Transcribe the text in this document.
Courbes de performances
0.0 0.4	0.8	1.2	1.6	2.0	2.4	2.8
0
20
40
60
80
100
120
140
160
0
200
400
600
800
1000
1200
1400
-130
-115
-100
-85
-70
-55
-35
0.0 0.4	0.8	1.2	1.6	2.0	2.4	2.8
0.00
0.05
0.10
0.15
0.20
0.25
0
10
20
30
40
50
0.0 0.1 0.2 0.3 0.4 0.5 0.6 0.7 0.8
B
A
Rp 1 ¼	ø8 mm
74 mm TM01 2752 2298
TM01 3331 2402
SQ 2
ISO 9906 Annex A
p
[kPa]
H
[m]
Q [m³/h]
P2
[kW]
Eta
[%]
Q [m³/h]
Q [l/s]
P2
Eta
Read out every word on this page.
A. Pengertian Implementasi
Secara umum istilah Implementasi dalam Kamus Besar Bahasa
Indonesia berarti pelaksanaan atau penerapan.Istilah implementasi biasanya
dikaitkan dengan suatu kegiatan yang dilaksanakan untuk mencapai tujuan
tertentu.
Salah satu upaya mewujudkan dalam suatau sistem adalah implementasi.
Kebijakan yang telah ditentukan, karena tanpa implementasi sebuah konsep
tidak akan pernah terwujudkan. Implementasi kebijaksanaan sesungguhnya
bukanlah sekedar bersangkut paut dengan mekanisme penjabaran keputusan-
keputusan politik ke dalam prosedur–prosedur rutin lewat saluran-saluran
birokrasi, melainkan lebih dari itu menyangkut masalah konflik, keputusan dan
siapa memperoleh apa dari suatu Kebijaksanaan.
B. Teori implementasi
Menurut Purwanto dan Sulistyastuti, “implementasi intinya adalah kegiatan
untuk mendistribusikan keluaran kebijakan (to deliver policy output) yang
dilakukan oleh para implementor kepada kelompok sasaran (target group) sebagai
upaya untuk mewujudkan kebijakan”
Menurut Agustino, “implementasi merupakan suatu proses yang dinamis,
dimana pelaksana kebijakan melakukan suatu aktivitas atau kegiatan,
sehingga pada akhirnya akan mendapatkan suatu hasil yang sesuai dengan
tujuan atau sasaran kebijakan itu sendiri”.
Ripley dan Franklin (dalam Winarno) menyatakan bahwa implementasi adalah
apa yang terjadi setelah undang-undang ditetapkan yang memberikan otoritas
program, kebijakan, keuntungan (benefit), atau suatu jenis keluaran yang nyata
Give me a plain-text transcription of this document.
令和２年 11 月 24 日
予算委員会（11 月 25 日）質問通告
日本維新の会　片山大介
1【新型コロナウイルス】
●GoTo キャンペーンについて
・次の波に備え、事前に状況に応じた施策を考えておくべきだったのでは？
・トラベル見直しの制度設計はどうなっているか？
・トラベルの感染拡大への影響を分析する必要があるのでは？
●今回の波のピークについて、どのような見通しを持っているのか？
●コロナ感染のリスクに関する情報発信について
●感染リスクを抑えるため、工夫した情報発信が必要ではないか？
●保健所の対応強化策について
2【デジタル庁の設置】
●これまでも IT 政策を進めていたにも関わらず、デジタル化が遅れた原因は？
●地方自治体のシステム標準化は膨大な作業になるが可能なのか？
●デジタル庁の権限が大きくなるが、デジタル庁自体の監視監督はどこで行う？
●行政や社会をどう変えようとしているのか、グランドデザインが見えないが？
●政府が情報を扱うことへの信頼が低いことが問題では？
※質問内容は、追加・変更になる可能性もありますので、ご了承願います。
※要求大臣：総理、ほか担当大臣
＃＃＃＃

What needs to be done:
Set down the listing in full, keeping every word exactly as it is.

Task answer:
Transcribe the text in this document.
Courbes de performances
0.0 0.4	0.8	1.2	1.6	2.0	2.4	2.8
0
20
40
60
80
100
120
140
160
0
200
400
600
800
1000
1200
1400
-130
-115
-100
-85
-70
-55
-35
0.0 0.4	0.8	1.2	1.6	2.0	2.4	2.8
0.00
0.05
0.10
0.15
0.20
0.25
0
10
20
30
40
50
0.0 0.1 0.2 0.3 0.4 0.5 0.6 0.7 0.8
B
A
Rp 1 ¼	ø8 mm
74 mm TM01 2752 2298
TM01 3331 2402
SQ 2
ISO 9906 Annex A
p
[kPa]
H
[m]
Q [m³/h]
P2
[kW]
Eta
[%]
Q [m³/h]
Q [l/s]
P2
Eta
Read out every word on this page.
A. Pengertian Implementasi
Secara umum istilah Implementasi dalam Kamus Besar Bahasa
Indonesia berarti pelaksanaan atau penerapan.Istilah implementasi biasanya
dikaitkan dengan suatu kegiatan yang dilaksanakan untuk mencapai tujuan
tertentu.
Salah satu upaya mewujudkan dalam suatau sistem adalah implementasi.
Kebijakan yang telah ditentukan, karena tanpa implementasi sebuah konsep
tidak akan pernah terwujudkan. Implementasi kebijaksanaan sesungguhnya
bukanlah sekedar bersangkut paut dengan mekanisme penjabaran keputusan-
keputusan politik ke dalam prosedur–prosedur rutin lewat saluran-saluran
birokrasi, melainkan lebih dari itu menyangkut masalah konflik, keputusan dan
siapa memperoleh apa dari suatu Kebijaksanaan.
B. Teori implementasi
Menurut Purwanto dan Sulistyastuti, “implementasi intinya adalah kegiatan
untuk mendistribusikan keluaran kebijakan (to deliver policy output) yang
dilakukan oleh para implementor kepada kelompok sasaran (target group) sebagai
upaya untuk mewujudkan kebijakan”
Menurut Agustino, “implementasi merupakan suatu proses yang dinamis,
dimana pelaksana kebijakan melakukan suatu aktivitas atau kegiatan,
sehingga pada akhirnya akan mendapatkan suatu hasil yang sesuai dengan
tujuan atau sasaran kebijakan itu sendiri”.
Ripley dan Franklin (dalam Winarno) menyatakan bahwa implementasi adalah
apa yang terjadi setelah undang-undang ditetapkan yang memberikan otoritas
program, kebijakan, keuntungan (benefit), atau suatu jenis keluaran yang nyata
Give me a plain-text transcription of this document.
令和２年 11 月 24 日
予算委員会（11 月 25 日）質問通告
日本維新の会　片山大介
1【新型コロナウイルス】
●GoTo キャンペーンについて
・次の波に備え、事前に状況に応じた施策を考えておくべきだったのでは？
・トラベル見直しの制度設計はどうなっているか？
・トラベルの感染拡大への影響を分析する必要があるのでは？
●今回の波のピークについて、どのような見通しを持っているのか？
●コロナ感染のリスクに関する情報発信について
●感染リスクを抑えるため、工夫した情報発信が必要ではないか？
●保健所の対応強化策について
2【デジタル庁の設置】
●これまでも IT 政策を進めていたにも関わらず、デジタル化が遅れた原因は？
●地方自治体のシステム標準化は膨大な作業になるが可能なのか？
●デジタル庁の権限が大きくなるが、デジタル庁自体の監視監督はどこで行う？
●行政や社会をどう変えようとしているのか、グランドデザインが見えないが？
●政府が情報を扱うことへの信頼が低いことが問題では？
※質問内容は、追加・変更になる可能性もありますので、ご了承願います。
※要求大臣：総理、ほか担当大臣
＃＃＃＃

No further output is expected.